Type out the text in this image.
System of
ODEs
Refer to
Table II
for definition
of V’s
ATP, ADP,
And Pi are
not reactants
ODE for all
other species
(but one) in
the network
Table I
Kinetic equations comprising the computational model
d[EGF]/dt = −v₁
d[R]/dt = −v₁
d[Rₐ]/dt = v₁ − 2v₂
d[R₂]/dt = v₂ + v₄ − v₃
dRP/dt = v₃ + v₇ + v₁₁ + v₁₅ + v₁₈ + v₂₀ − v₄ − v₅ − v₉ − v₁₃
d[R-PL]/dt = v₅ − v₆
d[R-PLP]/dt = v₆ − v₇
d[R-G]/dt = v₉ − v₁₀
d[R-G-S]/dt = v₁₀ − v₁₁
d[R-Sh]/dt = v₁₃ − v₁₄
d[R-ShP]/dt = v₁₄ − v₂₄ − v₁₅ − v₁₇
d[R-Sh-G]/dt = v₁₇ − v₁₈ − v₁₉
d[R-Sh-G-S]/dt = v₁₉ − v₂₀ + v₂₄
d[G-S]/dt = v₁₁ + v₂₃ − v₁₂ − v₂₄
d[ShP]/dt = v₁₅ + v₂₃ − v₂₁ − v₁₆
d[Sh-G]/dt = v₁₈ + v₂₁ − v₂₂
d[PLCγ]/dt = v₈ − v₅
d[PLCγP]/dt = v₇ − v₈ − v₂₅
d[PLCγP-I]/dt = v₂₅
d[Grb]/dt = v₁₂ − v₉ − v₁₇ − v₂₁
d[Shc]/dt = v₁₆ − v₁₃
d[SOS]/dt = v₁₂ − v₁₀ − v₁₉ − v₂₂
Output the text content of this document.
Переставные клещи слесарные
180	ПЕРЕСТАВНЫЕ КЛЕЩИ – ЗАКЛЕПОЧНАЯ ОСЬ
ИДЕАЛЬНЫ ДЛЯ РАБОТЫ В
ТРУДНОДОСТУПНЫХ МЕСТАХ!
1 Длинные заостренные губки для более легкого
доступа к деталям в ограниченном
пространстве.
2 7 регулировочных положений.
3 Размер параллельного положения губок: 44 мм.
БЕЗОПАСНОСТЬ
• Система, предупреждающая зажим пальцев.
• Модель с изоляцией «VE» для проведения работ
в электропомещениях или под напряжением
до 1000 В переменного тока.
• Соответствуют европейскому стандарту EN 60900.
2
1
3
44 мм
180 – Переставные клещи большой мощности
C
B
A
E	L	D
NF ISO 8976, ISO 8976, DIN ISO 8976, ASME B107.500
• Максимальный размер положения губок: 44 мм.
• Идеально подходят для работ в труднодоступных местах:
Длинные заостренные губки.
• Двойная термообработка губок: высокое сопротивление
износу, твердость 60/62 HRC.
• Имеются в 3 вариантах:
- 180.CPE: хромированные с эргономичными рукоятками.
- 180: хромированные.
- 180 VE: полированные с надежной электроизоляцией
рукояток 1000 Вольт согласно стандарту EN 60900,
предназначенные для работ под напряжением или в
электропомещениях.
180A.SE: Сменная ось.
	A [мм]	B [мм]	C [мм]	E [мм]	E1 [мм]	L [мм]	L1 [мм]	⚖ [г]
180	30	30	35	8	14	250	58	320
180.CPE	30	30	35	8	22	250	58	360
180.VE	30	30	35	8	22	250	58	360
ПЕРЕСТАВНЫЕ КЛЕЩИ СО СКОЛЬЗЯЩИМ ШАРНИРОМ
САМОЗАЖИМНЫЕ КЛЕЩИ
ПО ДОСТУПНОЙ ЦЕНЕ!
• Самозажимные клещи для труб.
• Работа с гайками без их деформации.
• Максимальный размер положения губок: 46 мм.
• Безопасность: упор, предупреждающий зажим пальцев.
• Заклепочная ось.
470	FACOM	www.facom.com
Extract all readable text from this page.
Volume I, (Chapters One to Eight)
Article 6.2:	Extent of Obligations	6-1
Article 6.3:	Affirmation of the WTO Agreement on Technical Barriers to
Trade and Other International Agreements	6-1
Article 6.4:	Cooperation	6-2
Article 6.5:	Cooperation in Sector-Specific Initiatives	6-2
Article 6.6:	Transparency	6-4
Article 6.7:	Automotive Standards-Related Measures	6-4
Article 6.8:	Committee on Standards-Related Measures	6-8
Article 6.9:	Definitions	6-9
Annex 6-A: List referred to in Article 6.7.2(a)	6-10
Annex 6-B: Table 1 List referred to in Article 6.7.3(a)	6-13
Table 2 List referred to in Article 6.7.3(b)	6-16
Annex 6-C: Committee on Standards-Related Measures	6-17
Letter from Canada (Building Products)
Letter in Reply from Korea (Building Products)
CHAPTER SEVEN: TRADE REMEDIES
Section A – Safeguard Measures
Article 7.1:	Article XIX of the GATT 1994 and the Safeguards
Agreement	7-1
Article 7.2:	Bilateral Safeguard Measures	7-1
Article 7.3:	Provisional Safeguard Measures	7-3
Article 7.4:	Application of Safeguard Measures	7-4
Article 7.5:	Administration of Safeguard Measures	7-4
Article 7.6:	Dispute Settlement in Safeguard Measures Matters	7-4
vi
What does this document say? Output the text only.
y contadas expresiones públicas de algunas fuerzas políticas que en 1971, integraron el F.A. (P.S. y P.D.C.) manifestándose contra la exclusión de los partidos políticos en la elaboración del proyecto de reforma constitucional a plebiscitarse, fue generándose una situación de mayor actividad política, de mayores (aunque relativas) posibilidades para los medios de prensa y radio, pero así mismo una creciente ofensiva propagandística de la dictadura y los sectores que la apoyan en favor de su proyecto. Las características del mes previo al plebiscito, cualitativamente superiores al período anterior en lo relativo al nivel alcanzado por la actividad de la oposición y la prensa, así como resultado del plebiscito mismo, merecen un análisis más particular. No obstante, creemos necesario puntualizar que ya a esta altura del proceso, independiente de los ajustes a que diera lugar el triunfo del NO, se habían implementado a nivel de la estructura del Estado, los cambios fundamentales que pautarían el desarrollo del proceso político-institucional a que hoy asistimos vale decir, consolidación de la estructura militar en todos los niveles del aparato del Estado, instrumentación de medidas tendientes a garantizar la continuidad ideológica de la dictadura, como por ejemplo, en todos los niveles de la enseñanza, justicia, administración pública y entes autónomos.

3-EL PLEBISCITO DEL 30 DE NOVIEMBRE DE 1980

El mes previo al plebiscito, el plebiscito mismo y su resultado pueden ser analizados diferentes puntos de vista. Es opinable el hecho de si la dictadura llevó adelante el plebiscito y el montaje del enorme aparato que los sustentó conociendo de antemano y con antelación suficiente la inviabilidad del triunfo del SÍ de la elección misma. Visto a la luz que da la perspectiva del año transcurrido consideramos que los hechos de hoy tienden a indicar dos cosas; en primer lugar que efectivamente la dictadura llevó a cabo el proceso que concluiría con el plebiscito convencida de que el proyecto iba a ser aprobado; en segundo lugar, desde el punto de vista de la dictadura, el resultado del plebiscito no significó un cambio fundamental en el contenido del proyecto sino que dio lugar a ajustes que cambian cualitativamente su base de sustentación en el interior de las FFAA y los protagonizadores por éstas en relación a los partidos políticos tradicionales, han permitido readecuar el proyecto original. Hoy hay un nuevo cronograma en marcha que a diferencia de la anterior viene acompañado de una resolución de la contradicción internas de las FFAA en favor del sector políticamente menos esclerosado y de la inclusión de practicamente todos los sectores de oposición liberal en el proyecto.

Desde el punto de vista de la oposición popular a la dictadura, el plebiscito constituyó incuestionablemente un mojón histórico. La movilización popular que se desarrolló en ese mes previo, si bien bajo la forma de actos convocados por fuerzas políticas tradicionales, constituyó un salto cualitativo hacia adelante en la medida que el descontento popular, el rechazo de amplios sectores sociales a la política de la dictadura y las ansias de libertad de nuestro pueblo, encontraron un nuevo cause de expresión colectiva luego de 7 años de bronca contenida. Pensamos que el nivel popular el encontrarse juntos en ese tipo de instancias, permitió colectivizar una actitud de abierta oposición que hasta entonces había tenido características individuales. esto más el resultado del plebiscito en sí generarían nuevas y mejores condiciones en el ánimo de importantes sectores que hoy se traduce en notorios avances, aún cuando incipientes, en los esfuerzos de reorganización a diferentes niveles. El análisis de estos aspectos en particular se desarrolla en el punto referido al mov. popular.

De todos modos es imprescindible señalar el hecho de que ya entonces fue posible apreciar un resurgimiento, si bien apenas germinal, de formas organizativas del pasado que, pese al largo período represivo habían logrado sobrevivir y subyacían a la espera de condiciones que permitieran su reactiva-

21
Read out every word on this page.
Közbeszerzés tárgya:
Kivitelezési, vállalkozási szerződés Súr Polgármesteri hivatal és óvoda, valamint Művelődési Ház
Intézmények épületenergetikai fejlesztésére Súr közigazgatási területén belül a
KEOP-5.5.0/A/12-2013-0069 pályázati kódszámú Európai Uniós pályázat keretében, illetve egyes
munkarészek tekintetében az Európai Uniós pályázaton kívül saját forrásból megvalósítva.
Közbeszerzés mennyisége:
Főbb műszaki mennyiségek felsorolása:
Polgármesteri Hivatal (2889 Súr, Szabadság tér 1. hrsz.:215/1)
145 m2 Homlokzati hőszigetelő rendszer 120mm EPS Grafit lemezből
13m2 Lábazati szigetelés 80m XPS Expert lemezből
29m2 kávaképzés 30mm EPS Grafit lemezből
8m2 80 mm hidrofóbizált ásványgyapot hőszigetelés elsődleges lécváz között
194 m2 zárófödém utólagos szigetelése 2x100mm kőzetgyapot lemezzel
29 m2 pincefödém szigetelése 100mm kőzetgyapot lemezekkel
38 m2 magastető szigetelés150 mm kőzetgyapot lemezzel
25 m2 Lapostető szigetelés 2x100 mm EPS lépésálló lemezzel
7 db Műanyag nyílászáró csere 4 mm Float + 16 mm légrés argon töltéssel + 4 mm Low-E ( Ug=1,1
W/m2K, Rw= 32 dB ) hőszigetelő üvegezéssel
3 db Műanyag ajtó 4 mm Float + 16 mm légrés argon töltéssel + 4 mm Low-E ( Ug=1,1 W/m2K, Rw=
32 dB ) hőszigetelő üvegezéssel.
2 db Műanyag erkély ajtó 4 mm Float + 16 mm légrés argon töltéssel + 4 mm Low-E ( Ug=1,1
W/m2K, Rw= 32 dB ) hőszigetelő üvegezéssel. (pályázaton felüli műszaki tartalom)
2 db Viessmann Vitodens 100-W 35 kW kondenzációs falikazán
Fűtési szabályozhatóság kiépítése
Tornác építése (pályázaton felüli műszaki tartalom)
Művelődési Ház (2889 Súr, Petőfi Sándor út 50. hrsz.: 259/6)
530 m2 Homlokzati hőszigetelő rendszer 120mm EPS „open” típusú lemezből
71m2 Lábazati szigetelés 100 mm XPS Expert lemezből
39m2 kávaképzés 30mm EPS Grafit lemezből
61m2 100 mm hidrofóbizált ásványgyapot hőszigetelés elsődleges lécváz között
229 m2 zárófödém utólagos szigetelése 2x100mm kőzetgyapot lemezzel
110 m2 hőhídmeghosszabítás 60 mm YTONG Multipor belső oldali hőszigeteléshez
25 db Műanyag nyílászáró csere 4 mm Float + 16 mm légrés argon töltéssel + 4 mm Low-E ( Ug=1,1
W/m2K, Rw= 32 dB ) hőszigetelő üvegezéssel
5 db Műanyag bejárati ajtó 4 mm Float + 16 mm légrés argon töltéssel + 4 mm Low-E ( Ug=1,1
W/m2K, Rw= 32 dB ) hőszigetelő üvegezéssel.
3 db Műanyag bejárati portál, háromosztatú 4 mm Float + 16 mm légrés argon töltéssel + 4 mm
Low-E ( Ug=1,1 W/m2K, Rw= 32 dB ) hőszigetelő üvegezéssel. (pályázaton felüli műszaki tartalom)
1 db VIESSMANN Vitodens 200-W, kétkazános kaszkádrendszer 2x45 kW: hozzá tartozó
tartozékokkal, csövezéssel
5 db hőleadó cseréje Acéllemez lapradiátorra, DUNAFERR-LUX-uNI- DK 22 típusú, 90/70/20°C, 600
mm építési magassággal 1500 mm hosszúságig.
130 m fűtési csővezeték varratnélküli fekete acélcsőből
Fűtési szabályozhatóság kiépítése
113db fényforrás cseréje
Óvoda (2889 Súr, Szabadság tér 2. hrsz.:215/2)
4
++++
GOAL: Tally how many lines of the data include the word "Float". Write the number and nothing else.

RESULT OF THE EXERCISE: 6